## Task:
Repeat each line of the material exactly.

## Figure record listings:
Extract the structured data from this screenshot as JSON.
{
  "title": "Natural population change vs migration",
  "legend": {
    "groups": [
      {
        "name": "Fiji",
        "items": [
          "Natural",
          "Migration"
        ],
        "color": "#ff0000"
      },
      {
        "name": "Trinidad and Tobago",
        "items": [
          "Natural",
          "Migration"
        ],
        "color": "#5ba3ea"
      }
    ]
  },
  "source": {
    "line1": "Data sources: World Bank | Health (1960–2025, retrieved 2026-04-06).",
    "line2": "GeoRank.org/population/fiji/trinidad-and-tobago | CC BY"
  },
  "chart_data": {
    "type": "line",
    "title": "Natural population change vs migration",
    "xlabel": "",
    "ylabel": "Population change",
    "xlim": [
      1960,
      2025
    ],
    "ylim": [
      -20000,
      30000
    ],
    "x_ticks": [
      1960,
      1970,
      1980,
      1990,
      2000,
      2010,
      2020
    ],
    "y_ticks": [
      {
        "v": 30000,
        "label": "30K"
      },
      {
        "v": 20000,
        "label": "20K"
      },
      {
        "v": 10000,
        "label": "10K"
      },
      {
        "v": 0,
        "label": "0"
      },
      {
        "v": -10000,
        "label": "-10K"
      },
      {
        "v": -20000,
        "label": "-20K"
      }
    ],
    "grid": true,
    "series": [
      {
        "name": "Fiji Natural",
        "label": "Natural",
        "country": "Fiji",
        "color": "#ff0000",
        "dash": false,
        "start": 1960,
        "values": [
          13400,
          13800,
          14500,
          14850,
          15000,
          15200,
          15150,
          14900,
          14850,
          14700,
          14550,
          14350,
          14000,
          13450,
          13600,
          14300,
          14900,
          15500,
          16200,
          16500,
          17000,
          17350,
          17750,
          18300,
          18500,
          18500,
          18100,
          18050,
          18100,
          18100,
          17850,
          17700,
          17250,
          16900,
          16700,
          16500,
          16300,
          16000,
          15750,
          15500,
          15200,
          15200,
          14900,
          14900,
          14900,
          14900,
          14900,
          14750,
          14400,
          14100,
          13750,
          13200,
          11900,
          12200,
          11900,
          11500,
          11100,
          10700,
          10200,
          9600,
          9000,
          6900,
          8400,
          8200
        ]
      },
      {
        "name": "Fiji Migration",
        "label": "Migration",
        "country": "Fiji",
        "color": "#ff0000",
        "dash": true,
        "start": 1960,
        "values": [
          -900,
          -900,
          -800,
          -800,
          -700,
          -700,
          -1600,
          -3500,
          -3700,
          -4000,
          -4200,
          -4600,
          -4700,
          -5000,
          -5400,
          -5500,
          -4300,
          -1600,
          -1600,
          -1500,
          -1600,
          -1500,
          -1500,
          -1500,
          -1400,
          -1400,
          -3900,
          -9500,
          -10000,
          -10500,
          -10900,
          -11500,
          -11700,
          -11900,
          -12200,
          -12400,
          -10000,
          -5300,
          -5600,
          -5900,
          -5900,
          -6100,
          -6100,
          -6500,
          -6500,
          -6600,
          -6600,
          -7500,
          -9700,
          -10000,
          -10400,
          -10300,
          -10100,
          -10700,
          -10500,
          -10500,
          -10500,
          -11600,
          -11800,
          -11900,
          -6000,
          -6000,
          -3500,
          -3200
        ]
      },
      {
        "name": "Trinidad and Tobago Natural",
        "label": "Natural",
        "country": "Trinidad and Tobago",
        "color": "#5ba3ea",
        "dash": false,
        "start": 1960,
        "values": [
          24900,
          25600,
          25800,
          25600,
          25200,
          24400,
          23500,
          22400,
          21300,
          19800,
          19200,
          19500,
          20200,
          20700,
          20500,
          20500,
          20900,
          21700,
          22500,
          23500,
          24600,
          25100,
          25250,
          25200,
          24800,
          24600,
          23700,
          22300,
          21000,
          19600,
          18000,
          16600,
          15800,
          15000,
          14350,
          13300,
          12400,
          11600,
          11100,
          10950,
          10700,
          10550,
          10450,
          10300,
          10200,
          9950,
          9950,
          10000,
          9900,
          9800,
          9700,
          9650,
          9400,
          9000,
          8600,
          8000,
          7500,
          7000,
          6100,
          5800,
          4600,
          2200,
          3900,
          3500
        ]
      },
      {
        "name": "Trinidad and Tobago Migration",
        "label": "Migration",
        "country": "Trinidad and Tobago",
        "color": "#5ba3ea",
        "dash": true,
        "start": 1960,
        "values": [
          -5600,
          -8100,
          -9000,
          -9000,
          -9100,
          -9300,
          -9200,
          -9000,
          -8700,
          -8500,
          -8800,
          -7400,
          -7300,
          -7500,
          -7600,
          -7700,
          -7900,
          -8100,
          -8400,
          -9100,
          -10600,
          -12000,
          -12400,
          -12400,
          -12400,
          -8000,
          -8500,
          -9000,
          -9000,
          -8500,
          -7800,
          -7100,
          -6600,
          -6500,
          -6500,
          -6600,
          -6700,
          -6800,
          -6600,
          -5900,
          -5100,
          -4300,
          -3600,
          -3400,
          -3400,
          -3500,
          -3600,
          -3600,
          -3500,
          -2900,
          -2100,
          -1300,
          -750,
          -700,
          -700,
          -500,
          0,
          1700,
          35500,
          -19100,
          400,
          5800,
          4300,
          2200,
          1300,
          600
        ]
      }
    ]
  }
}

## Exercise response:
Extract the structured data from this screenshot as JSON.
{
  "title": "Natural population change vs migration",
  "legend": {
    "groups": [
      {
        "name": "Fiji",
        "items": [
          "Natural",
          "Migration"
        ],
        "color": "#ff0000"
      },
      {
        "name": "Trinidad and Tobago",
        "items": [
          "Natural",
          "Migration"
        ],
        "color": "#5ba3ea"
      }
    ]
  },
  "source": {
    "line1": "Data sources: World Bank | Health (1960–2025, retrieved 2026-04-06).",
    "line2": "GeoRank.org/population/fiji/trinidad-and-tobago | CC BY"
  },
  "chart_data": {
    "type": "line",
    "title": "Natural population change vs migration",
    "xlabel": "",
    "ylabel": "Population change",
    "xlim": [
      1960,
      2025
    ],
    "ylim": [
      -20000,
      30000
    ],
    "x_ticks": [
      1960,
      1970,
      1980,
      1990,
      2000,
      2010,
      2020
    ],
    "y_ticks": [
      {
        "v": 30000,
        "label": "30K"
      },
      {
        "v": 20000,
        "label": "20K"
      },
      {
        "v": 10000,
        "label": "10K"
      },
      {
        "v": 0,
        "label": "0"
      },
      {
        "v": -10000,
        "label": "-10K"
      },
      {
        "v": -20000,
        "label": "-20K"
      }
    ],
    "grid": true,
    "series": [
      {
        "name": "Fiji Natural",
        "label": "Natural",
        "country": "Fiji",
        "color": "#ff0000",
        "dash": false,
        "start": 1960,
        "values": [
          13400,
          13800,
          14500,
          14850,
          15000,
          15200,
          15150,
          14900,
          14850,
          14700,
          14550,
          14350,
          14000,
          13450,
          13600,
          14300,
          14900,
          15500,
          16200,
          16500,
          17000,
          17350,
          17750,
          18300,
          18500,
          18500,
          18100,
          18050,
          18100,
          18100,
          17850,
          17700,
          17250,
          16900,
          16700,
          16500,
          16300,
          16000,
          15750,
          15500,
          15200,
          15200,
          14900,
          14900,
          14900,
          14900,
          14900,
          14750,
          14400,
          14100,
          13750,
          13200,
          11900,
          12200,
          11900,
          11500,
          11100,
          10700,
          10200,
          9600,
          9000,
          6900,
          8400,
          8200
        ]
      },
      {
        "name": "Fiji Migration",
        "label": "Migration",
        "country": "Fiji",
        "color": "#ff0000",
        "dash": true,
        "start": 1960,
        "values": [
          -900,
          -900,
          -800,
          -800,
          -700,
          -700,
          -1600,
          -3500,
          -3700,
          -4000,
          -4200,
          -4600,
          -4700,
          -5000,
          -5400,
          -5500,
          -4300,
          -1600,
          -1600,
          -1500,
          -1600,
          -1500,
          -1500,
          -1500,
          -1400,
          -1400,
          -3900,
          -9500,
          -10000,
          -10500,
          -10900,
          -11500,
          -11700,
          -11900,
          -12200,
          -12400,
          -10000,
          -5300,
          -5600,
          -5900,
          -5900,
          -6100,
          -6100,
          -6500,
          -6500,
          -6600,
          -6600,
          -7500,
          -9700,
          -10000,
          -10400,
          -10300,
          -10100,
          -10700,
          -10500,
          -10500,
          -10500,
          -11600,
          -11800,
          -11900,
          -6000,
          -6000,
          -3500,
          -3200
        ]
      },
      {
        "name": "Trinidad and Tobago Natural",
        "label": "Natural",
        "country": "Trinidad and Tobago",
        "color": "#5ba3ea",
        "dash": false,
        "start": 1960,
        "values": [
          24900,
          25600,
          25800,
          25600,
          25200,
          24400,
          23500,
          22400,
          21300,
          19800,
          19200,
          19500,
          20200,
          20700,
          20500,
          20500,
          20900,
          21700,
          22500,
          23500,
          24600,
          25100,
          25250,
          25200,
          24800,
          24600,
          23700,
          22300,
          21000,
          19600,
          18000,
          16600,
          15800,
          15000,
          14350,
          13300,
          12400,
          11600,
          11100,
          10950,
          10700,
          10550,
          10450,
          10300,
          10200,
          9950,
          9950,
          10000,
          9900,
          9800,
          9700,
          9650,
          9400,
          9000,
          8600,
          8000,
          7500,
          7000,
          6100,
          5800,
          4600,
          2200,
          3900,
          3500
        ]
      },
      {
        "name": "Trinidad and Tobago Migration",
        "label": "Migration",
        "country": "Trinidad and Tobago",
        "color": "#5ba3ea",
        "dash": true,
        "start": 1960,
        "values": [
          -5600,
          -8100,
          -9000,
          -9000,
          -9100,
          -9300,
          -9200,
          -9000,
          -8700,
          -8500,
          -8800,
          -7400,
          -7300,
          -7500,
          -7600,
          -7700,
          -7900,
          -8100,
          -8400,
          -9100,
          -10600,
          -12000,
          -12400,
          -12400,
          -12400,
          -8000,
          -8500,
          -9000,
          -9000,
          -8500,
          -7800,
          -7100,
          -6600,
          -6500,
          -6500,
          -6600,
          -6700,
          -6800,
          -6600,
          -5900,
          -5100,
          -4300,
          -3600,
          -3400,
          -3400,
          -3500,
          -3600,
          -3600,
          -3500,
          -2900,
          -2100,
          -1300,
          -750,
          -700,
          -700,
          -500,
          0,
          1700,
          35500,
          -19100,
          400,
          5800,
          4300,
          2200,
          1300,
          600
        ]
      }
    ]
  }
}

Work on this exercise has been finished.